**GOAL OF THE EXERCISE**. Keep the wording of each record exactly the same when you repeat it, and leave out pictures.

# # #

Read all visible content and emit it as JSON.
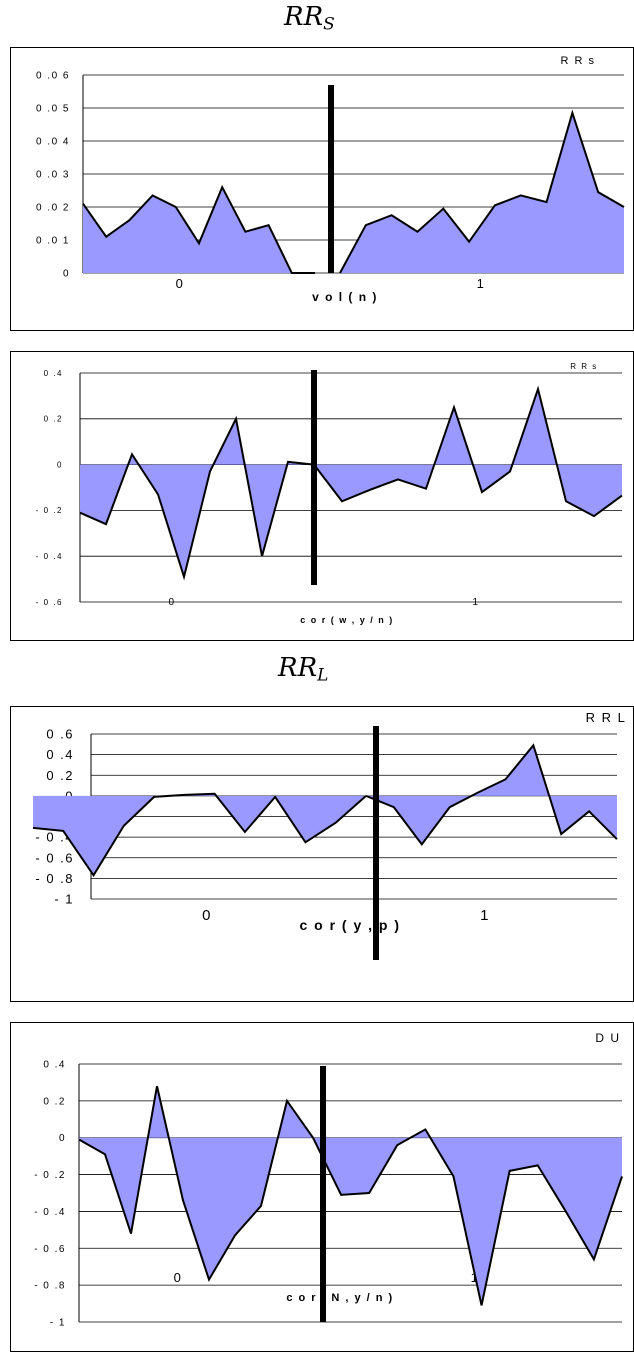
{
  "sections": [
    {
      "title_main": "RR",
      "title_sub": "S"
    },
    {
      "title_main": "RR",
      "title_sub": "L"
    }
  ],
  "chart_data": [
    {
      "type": "area",
      "legend": "R R s",
      "xlabel": "v o l ( n )",
      "x_group_labels": [
        "0",
        "1"
      ],
      "ylim": [
        0,
        0.06
      ],
      "yticks": [
        0,
        0.01,
        0.02,
        0.03,
        0.04,
        0.05,
        0.06
      ],
      "ytick_labels": [
        "0",
        "0 .0 1",
        "0 .0 2",
        "0 .0 3",
        "0 .0 4",
        "0 .0 5",
        "0 .0 6"
      ],
      "grid": true,
      "series_left": [
        0.021,
        0.011,
        0.016,
        0.0235,
        0.02,
        0.009,
        0.026,
        0.0125,
        0.0145,
        0.0,
        0.0
      ],
      "series_right": [
        0.0,
        0.0145,
        0.0175,
        0.0125,
        0.0195,
        0.0095,
        0.0205,
        0.0235,
        0.0215,
        0.0485,
        0.0245,
        0.02
      ]
    },
    {
      "type": "area",
      "legend": "R R s",
      "xlabel": "c o r ( w  , y / n )",
      "x_group_labels": [
        "0",
        "1"
      ],
      "ylim": [
        -0.6,
        0.4
      ],
      "yticks": [
        -0.6,
        -0.4,
        -0.2,
        0,
        0.2,
        0.4
      ],
      "ytick_labels": [
        "- 0 .6",
        "- 0 .4",
        "- 0 .2",
        "0",
        "0 .2",
        "0 .4"
      ],
      "grid": true,
      "series_left": [
        -0.21,
        -0.26,
        0.045,
        -0.13,
        -0.49,
        -0.03,
        0.2,
        -0.4,
        0.012,
        0.0
      ],
      "series_right": [
        0.0,
        -0.16,
        -0.11,
        -0.065,
        -0.105,
        0.25,
        -0.12,
        -0.03,
        0.33,
        -0.16,
        -0.225,
        -0.135
      ]
    },
    {
      "type": "area",
      "legend": "R R L",
      "xlabel": "c o r ( y , p )",
      "x_group_labels": [
        "0",
        "1"
      ],
      "ylim": [
        -1,
        0.6
      ],
      "yticks": [
        -1,
        -0.8,
        -0.6,
        -0.4,
        -0.2,
        0,
        0.2,
        0.4,
        0.6
      ],
      "ytick_labels": [
        "- 1",
        "- 0 .8",
        "- 0 .6",
        "- 0 .4",
        "- 0 .2",
        "0",
        "0 .2",
        "0 .4",
        "0 .6"
      ],
      "grid": true,
      "series_left": [
        -0.31,
        -0.34,
        -0.77,
        -0.29,
        -0.01,
        0.01,
        0.02,
        -0.35,
        -0.01,
        -0.45,
        -0.26,
        0.0
      ],
      "series_right": [
        0.0,
        -0.11,
        -0.47,
        -0.11,
        0.03,
        0.16,
        0.49,
        -0.37,
        -0.15,
        -0.42
      ]
    },
    {
      "type": "area",
      "legend": "D U",
      "xlabel": "c o r ( N , y / n )",
      "x_group_labels": [
        "0",
        "1"
      ],
      "ylim": [
        -1,
        0.4
      ],
      "yticks": [
        -1,
        -0.8,
        -0.6,
        -0.4,
        -0.2,
        0,
        0.2,
        0.4
      ],
      "ytick_labels": [
        "- 1",
        "- 0 .8",
        "- 0 .6",
        "- 0 .4",
        "- 0 .2",
        "0",
        "0 .2",
        "0 .4"
      ],
      "grid": true,
      "series_left": [
        -0.01,
        -0.09,
        -0.52,
        0.28,
        -0.34,
        -0.77,
        -0.53,
        -0.37,
        0.2,
        0.0
      ],
      "series_right": [
        0.0,
        -0.31,
        -0.3,
        -0.04,
        0.045,
        -0.21,
        -0.91,
        -0.18,
        -0.15,
        -0.4,
        -0.66,
        -0.21
      ]
    }
  ]
}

# # #

**THE SOLUTION**.
Read all visible content and emit it as JSON.
{
  "sections": [
    {
      "title_main": "RR",
      "title_sub": "S"
    },
    {
      "title_main": "RR",
      "title_sub": "L"
    }
  ],
  "chart_data": [
    {
      "type": "area",
      "legend": "R R s",
      "xlabel": "v o l ( n )",
      "x_group_labels": [
        "0",
        "1"
      ],
      "ylim": [
        0,
        0.06
      ],
      "yticks": [
        0,
        0.01,
        0.02,
        0.03,
        0.04,
        0.05,
        0.06
      ],
      "ytick_labels": [
        "0",
        "0 .0 1",
        "0 .0 2",
        "0 .0 3",
        "0 .0 4",
        "0 .0 5",
        "0 .0 6"
      ],
      "grid": true,
      "series_left": [
        0.021,
        0.011,
        0.016,
        0.0235,
        0.02,
        0.009,
        0.026,
        0.0125,
        0.0145,
        0.0,
        0.0
      ],
      "series_right": [
        0.0,
        0.0145,
        0.0175,
        0.0125,
        0.0195,
        0.0095,
        0.0205,
        0.0235,
        0.0215,
        0.0485,
        0.0245,
        0.02
      ]
    },
    {
      "type": "area",
      "legend": "R R s",
      "xlabel": "c o r ( w  , y / n )",
      "x_group_labels": [
        "0",
        "1"
      ],
      "ylim": [
        -0.6,
        0.4
      ],
      "yticks": [
        -0.6,
        -0.4,
        -0.2,
        0,
        0.2,
        0.4
      ],
      "ytick_labels": [
        "- 0 .6",
        "- 0 .4",
        "- 0 .2",
        "0",
        "0 .2",
        "0 .4"
      ],
      "grid": true,
      "series_left": [
        -0.21,
        -0.26,
        0.045,
        -0.13,
        -0.49,
        -0.03,
        0.2,
        -0.4,
        0.012,
        0.0
      ],
      "series_right": [
        0.0,
        -0.16,
        -0.11,
        -0.065,
        -0.105,
        0.25,
        -0.12,
        -0.03,
        0.33,
        -0.16,
        -0.225,
        -0.135
      ]
    },
    {
      "type": "area",
      "legend": "R R L",
      "xlabel": "c o r ( y , p )",
      "x_group_labels": [
        "0",
        "1"
      ],
      "ylim": [
        -1,
        0.6
      ],
      "yticks": [
        -1,
        -0.8,
        -0.6,
        -0.4,
        -0.2,
        0,
        0.2,
        0.4,
        0.6
      ],
      "ytick_labels": [
        "- 1",
        "- 0 .8",
        "- 0 .6",
        "- 0 .4",
        "- 0 .2",
        "0",
        "0 .2",
        "0 .4",
        "0 .6"
      ],
      "grid": true,
      "series_left": [
        -0.31,
        -0.34,
        -0.77,
        -0.29,
        -0.01,
        0.01,
        0.02,
        -0.35,
        -0.01,
        -0.45,
        -0.26,
        0.0
      ],
      "series_right": [
        0.0,
        -0.11,
        -0.47,
        -0.11,
        0.03,
        0.16,
        0.49,
        -0.37,
        -0.15,
        -0.42
      ]
    },
    {
      "type": "area",
      "legend": "D U",
      "xlabel": "c o r ( N , y / n )",
      "x_group_labels": [
        "0",
        "1"
      ],
      "ylim": [
        -1,
        0.4
      ],
      "yticks": [
        -1,
        -0.8,
        -0.6,
        -0.4,
        -0.2,
        0,
        0.2,
        0.4
      ],
      "ytick_labels": [
        "- 1",
        "- 0 .8",
        "- 0 .6",
        "- 0 .4",
        "- 0 .2",
        "0",
        "0 .2",
        "0 .4"
      ],
      "grid": true,
      "series_left": [
        -0.01,
        -0.09,
        -0.52,
        0.28,
        -0.34,
        -0.77,
        -0.53,
        -0.37,
        0.2,
        0.0
      ],
      "series_right": [
        0.0,
        -0.31,
        -0.3,
        -0.04,
        0.045,
        -0.21,
        -0.91,
        -0.18,
        -0.15,
        -0.4,
        -0.66,
        -0.21
      ]
    }
  ]
}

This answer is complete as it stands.